**PAGE**
○ ○ ○
Ann was not impressed. Where was the brilliant young man she had heard so much about?
By this time, Ann was already a Christian. At sixteen, she had picked up a book by Hannah Moore (one of the famed Clapham Sect in London to which William Wilberforce belonged), and read the words, “She that liveth in pleasure is dead while she liveth.”
Of these words, Ann was later to say, “They struck me to the heart. I stood for a few moments amazed at the incident, and half inclined to think that some invisible agency had directed my eye to those words.” They were to change her life forever—from one of reckless gaiety to one of service for God.
The Courtship
A month after Judson met Ann, he declared his desire to be her suitor in a letter. She did not immediately reply but eventually told him he would have to obtain her father’s permission. So, Judson promptly wrote her father, John Hasseltine of Bradford, to ask for his daughter’s hand:
“I have now to ask whether you can consent to part with your daughter early next spring, to see her no more in this world; whether you can consent to her departure to a heathen land, and her subjection to the hardships and sufferings of a missionary life; whether you can consent to her exposure to the dangers of the ocean; to the fatal influence of the southern climate of India; to every kind of want and distress; to degradation, insult, persecution, and perhaps a violent death.
Can you consent to all this, for the sake of Him who left His heavenly home and died for her and for you; for the sake of perishing, immortal souls; for the sake of Zion and the glory of God?
Can you consent to all this, in hope of soon meeting your daughter in the world of glory, with a crown of righteousness brightened by the acclamations of praise which shall redound to her Saviour from heathens saved, through her means, from eternal woe and despair?”
The letter must have shocked Ann’s father, but Mr. Hasseltine was unusual and so was his daughter. Though he had misgivings, amazingly, he left the decision to Ann, as did her mother. A courtship followed as Ann considered the costs of giving her life to foreign missions at a time when no American woman had gone to the foreign mission field.
Their courtship lasted a year while Judson solicited support for his mission to India.
○ ○ ○
**LISTED RECORDS**
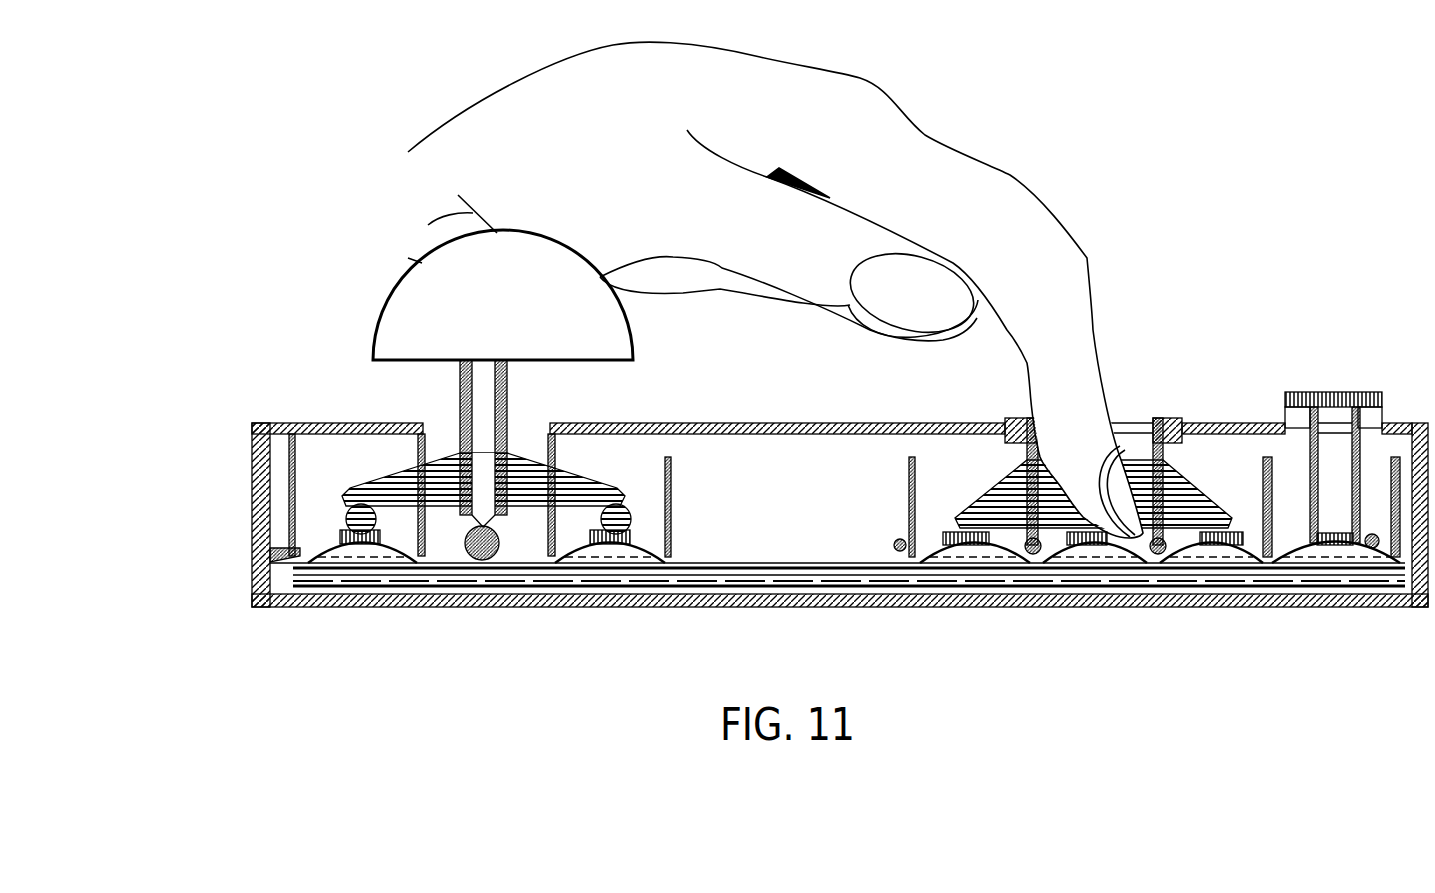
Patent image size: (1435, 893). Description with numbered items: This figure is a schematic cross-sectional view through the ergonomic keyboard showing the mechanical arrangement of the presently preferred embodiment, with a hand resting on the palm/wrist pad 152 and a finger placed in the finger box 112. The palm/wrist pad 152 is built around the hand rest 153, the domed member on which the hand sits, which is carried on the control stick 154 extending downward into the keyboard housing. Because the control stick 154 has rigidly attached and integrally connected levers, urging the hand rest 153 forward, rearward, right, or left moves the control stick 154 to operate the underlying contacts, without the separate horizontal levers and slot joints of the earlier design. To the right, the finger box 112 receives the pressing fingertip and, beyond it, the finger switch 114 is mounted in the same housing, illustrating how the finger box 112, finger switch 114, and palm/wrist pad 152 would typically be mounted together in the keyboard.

The palm/wrist pad 152 is at (386, 384).
The hand rest 153 is at (440, 290).
The control stick 154 is at (462, 405).
The finger box 112 is at (1135, 400).
The finger switch 114 is at (1316, 362).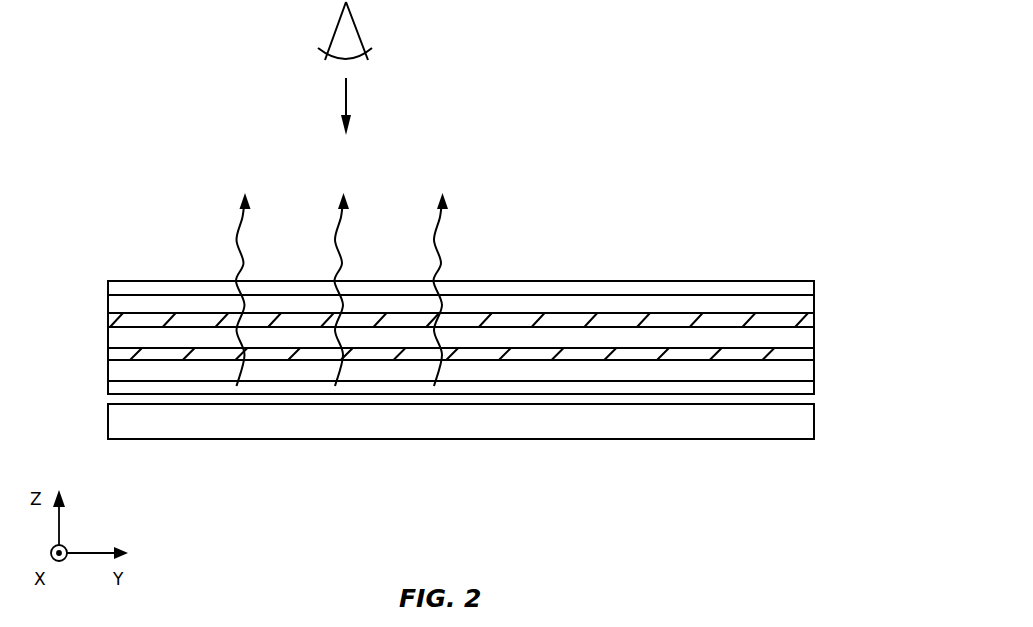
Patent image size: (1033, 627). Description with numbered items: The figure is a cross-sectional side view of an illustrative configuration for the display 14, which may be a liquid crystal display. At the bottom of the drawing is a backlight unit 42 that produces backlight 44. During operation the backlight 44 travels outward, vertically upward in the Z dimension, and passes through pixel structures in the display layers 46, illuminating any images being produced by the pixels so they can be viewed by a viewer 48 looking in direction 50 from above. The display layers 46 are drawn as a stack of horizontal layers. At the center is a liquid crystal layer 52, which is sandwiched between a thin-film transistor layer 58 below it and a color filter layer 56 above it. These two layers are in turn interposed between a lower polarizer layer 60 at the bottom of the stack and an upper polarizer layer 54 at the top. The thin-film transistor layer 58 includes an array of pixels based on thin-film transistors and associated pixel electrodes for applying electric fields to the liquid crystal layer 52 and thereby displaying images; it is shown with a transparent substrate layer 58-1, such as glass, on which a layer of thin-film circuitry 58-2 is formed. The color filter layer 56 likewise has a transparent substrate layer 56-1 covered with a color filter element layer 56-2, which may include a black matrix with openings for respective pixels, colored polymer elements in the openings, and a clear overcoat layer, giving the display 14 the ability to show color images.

The display 14 is at (742, 224).
The backlight unit 42 is at (816, 419).
The backlight 44 is at (338, 265).
The display layers 46 is at (907, 280).
The viewer 48 is at (348, 100).
The direction 50 is at (357, 30).
The liquid crystal layer 52 is at (107, 338).
The upper polarizer layer 54 is at (107, 288).
The color filter layer 56 is at (102, 295).
The substrate layer 56-1 is at (816, 304).
The color filter element layer 56-2 is at (816, 320).
The thin-film transistor layer 58 is at (102, 348).
The substrate layer 58-1 is at (816, 370).
The layer of thin-film circuitry 58-2 is at (816, 354).
The lower polarizer layer 60 is at (107, 387).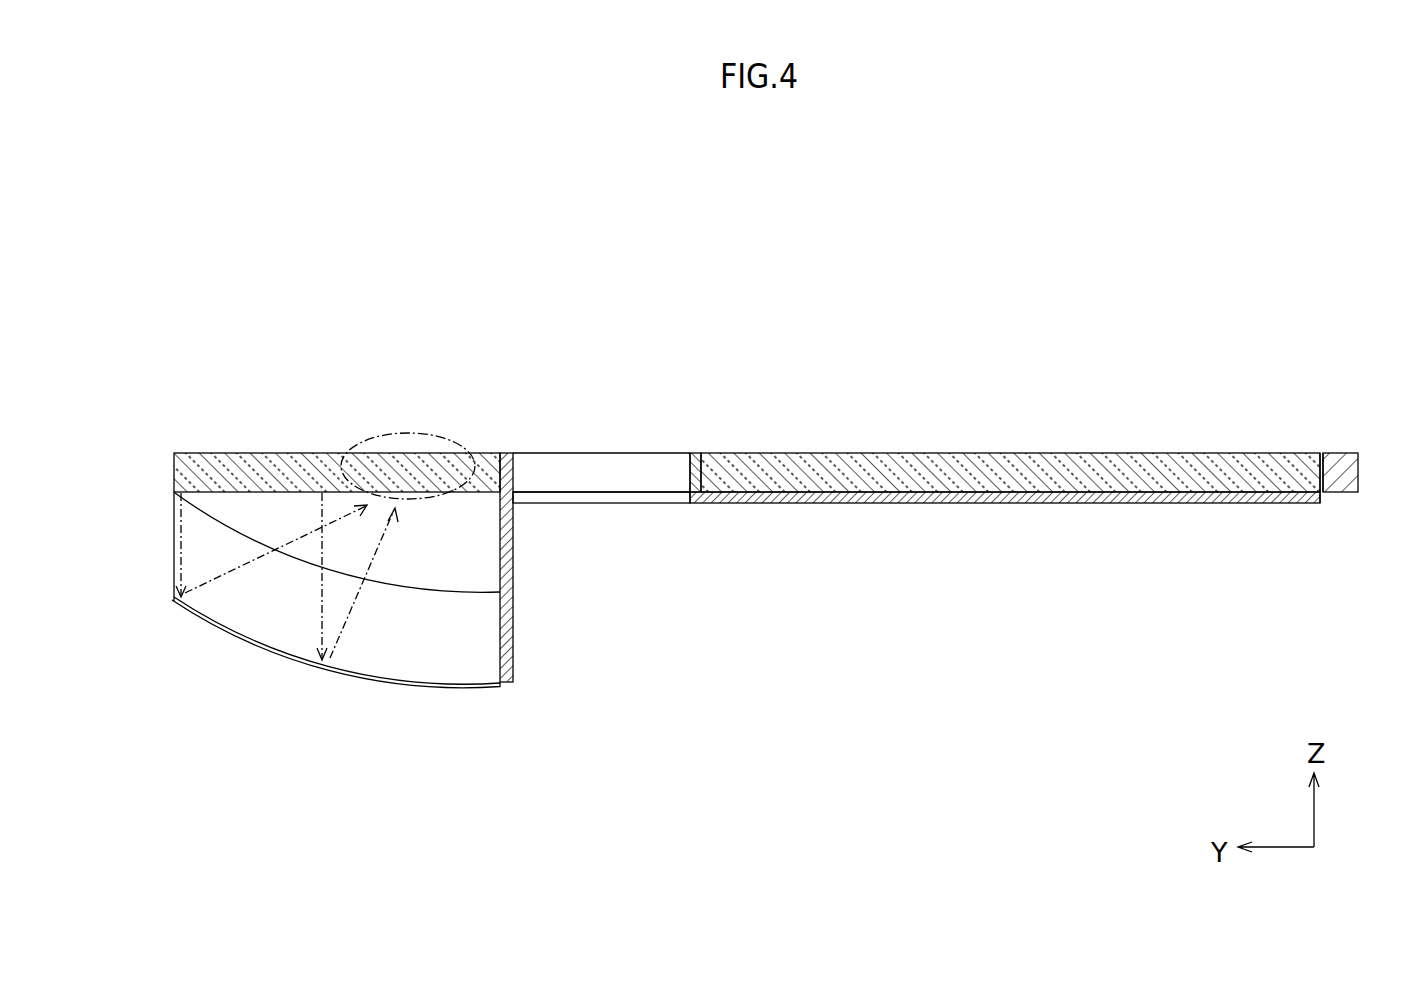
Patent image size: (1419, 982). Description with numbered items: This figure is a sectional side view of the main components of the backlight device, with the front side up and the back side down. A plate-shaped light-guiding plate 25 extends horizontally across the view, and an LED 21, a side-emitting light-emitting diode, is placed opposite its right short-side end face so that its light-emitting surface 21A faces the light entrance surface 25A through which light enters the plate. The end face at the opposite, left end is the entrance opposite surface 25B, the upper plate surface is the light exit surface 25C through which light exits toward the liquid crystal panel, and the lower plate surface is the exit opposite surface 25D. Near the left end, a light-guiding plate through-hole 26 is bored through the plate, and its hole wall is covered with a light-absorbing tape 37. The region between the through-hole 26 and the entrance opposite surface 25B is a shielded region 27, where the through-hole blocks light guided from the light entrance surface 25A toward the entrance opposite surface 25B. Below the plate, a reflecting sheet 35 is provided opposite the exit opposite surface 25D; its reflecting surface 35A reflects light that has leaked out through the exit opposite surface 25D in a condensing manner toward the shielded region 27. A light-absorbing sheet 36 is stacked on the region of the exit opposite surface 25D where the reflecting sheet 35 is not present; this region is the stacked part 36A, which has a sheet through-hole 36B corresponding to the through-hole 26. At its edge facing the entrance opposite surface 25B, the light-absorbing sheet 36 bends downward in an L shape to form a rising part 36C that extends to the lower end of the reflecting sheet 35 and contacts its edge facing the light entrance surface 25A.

The LED 21 is at (1358, 473).
The light-emitting surface 21A is at (1323, 461).
The light-guiding plate 25 is at (719, 475).
The light entrance surface 25A is at (1340, 453).
The entrance opposite surface 25B is at (174, 474).
The light exit surface 25C is at (818, 452).
The exit opposite surface 25D is at (933, 503).
The light-guiding plate through-hole 26 is at (688, 468).
The shielded region 27 is at (392, 453).
The reflecting sheet 35 is at (248, 638).
The reflecting surface 35A is at (373, 677).
The light-absorbing sheet 36 is at (627, 574).
The stacked part 36A is at (713, 500).
The sheet through-hole 36B is at (618, 497).
The rising part 36C is at (513, 573).
The light-absorbing tape 37 is at (513, 474).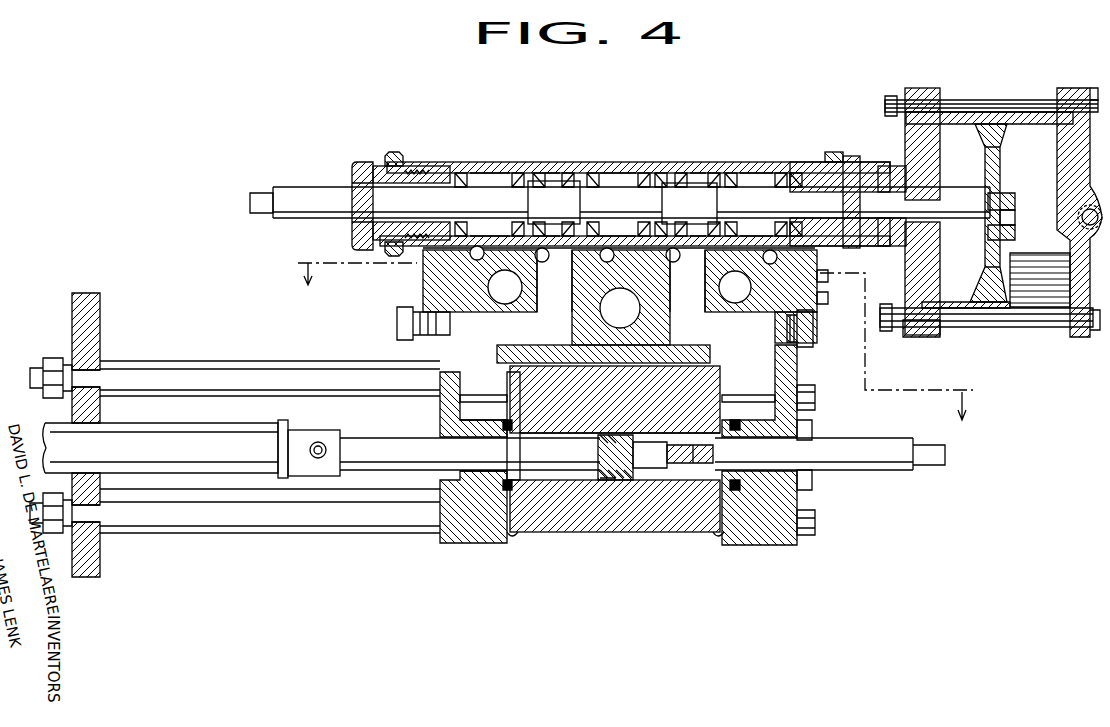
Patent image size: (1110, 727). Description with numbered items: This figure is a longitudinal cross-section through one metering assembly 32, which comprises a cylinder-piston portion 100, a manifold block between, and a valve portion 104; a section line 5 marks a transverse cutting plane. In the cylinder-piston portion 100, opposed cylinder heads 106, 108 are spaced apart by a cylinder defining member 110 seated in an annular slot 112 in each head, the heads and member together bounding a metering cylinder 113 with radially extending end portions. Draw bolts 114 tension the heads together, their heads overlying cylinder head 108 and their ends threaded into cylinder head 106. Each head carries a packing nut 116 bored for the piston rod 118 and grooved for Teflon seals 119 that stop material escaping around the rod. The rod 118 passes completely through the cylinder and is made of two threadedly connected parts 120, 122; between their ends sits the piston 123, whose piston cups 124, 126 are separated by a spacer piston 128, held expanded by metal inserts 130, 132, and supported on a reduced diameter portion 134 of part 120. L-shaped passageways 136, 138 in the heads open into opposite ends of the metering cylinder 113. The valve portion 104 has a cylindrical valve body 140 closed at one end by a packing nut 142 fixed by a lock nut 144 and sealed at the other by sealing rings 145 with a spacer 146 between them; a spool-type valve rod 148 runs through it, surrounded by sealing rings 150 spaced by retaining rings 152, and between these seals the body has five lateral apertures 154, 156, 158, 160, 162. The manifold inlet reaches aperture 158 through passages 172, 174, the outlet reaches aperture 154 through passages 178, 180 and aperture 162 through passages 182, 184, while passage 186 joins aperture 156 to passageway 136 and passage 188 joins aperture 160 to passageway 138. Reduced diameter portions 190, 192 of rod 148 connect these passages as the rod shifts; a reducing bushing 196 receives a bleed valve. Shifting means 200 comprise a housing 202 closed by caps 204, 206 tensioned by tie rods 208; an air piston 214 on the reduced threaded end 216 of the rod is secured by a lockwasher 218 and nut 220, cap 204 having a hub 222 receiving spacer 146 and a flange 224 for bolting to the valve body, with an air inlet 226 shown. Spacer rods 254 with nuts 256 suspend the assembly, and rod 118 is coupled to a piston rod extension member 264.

The section line 5- 5 is at (639, 346).
The metering assembly 32 is at (581, 610).
The cylinder-piston portion 100 is at (587, 541).
The valve portion 104 is at (453, 153).
The cylinder head 106 is at (470, 520).
The cylinder head 108 is at (760, 520).
The cylinder defining member 110 is at (645, 520).
The annular slot 112 is at (512, 540).
The metering cylinder 113 is at (548, 433).
The draw bolts 114 is at (808, 395).
The packing nut 116 is at (440, 475).
The piston rod 118 is at (630, 447).
The Teflon seals 119 is at (503, 483).
The rod part 120 is at (372, 440).
The rod part 122 is at (830, 448).
The piston 123 is at (616, 492).
The piston cup 124 is at (610, 435).
The piston cup 126 is at (630, 435).
The spacer piston 128 is at (614, 420).
The metal insert 130 is at (605, 480).
The metal insert 132 is at (635, 480).
The reduced diameter portion 134 is at (665, 442).
The L-shaped passageway 136 is at (500, 412).
The L-shaped passageway 138 is at (778, 413).
The cylindrical valve body 140 is at (640, 170).
The packing nut 142 is at (366, 166).
The lock nut 144 is at (395, 152).
The sealing rings 145 is at (790, 176).
The spacer 146 is at (810, 166).
The spool-type valve rod 148 is at (320, 193).
The sealing rings 150 is at (470, 174).
The retaining rings 152 is at (518, 172).
The laterally opening aperture 154 is at (477, 257).
The laterally opening aperture 156 is at (542, 262).
The laterally opening aperture 158 is at (600, 262).
The laterally opening aperture 160 is at (665, 262).
The laterally opening aperture 162 is at (817, 276).
The manifold passage 172 is at (620, 330).
The manifold passage 174 is at (645, 300).
The manifold passage 178 is at (522, 292).
The manifold passage 180 is at (488, 282).
The manifold passage 182 is at (719, 290).
The manifold passage 184 is at (817, 298).
The passage 186 is at (530, 333).
The passage 188 is at (746, 342).
The reduced diameter portion 190 is at (565, 192).
The reduced diameter portion 192 is at (685, 205).
The reducing bushing 196 is at (400, 330).
The valve rod shifting means 200 is at (1002, 92).
The cylindrical housing 202 is at (948, 318).
The cap 204 is at (917, 335).
The cap 206 is at (1077, 336).
The tie rods 208 is at (1022, 103).
The air piston 214 is at (988, 170).
The reduced threaded end 216 is at (1013, 208).
The lockwasher 218 is at (1000, 196).
The nut 220 is at (1010, 206).
The hub 222 is at (850, 176).
The flange 224 is at (836, 152).
The air inlet 226 is at (1085, 220).
The spacer rods 254 is at (248, 378).
The nuts 256 is at (52, 358).
The piston rod extension member 264 is at (205, 447).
○ ○ ○
**STATED EXERCISE 1**
In the courtship passage, shorten the paragraph that begins "The letter must have shocked" and keep its main facts.
**STATED EXERCISE 2**
Write out the courtship passage word for word, starting with "Ann was not" and going on through "service for God.".
The data is separate material from the courtship passage.

**FULL RESPONSE 1**
The letter must have shocked Ann's father, but he and Ann were both unusual. Despite his misgivings, he left the decision to Ann, as did her mother. During the courtship that followed, Ann weighed the costs of a life in foreign missions, when no American woman had yet gone to the foreign mission field.

**FULL RESPONSE 2**
Ann was not impressed. Where was the brilliant young man she had heard so much about?
By this time, Ann was already a Christian. At sixteen, she had picked up a book by Hannah Moore (one of the famed Clapham Sect in London to which William Wilberforce belonged), and read the words, “She that liveth in pleasure is dead while she liveth.”
Of these words, Ann was later to say, “They struck me to the heart. I stood for a few moments amazed at the incident, and half inclined to think that some invisible agency had directed my eye to those words.” They were to change her life forever—from one of reckless gaiety to one of service for God.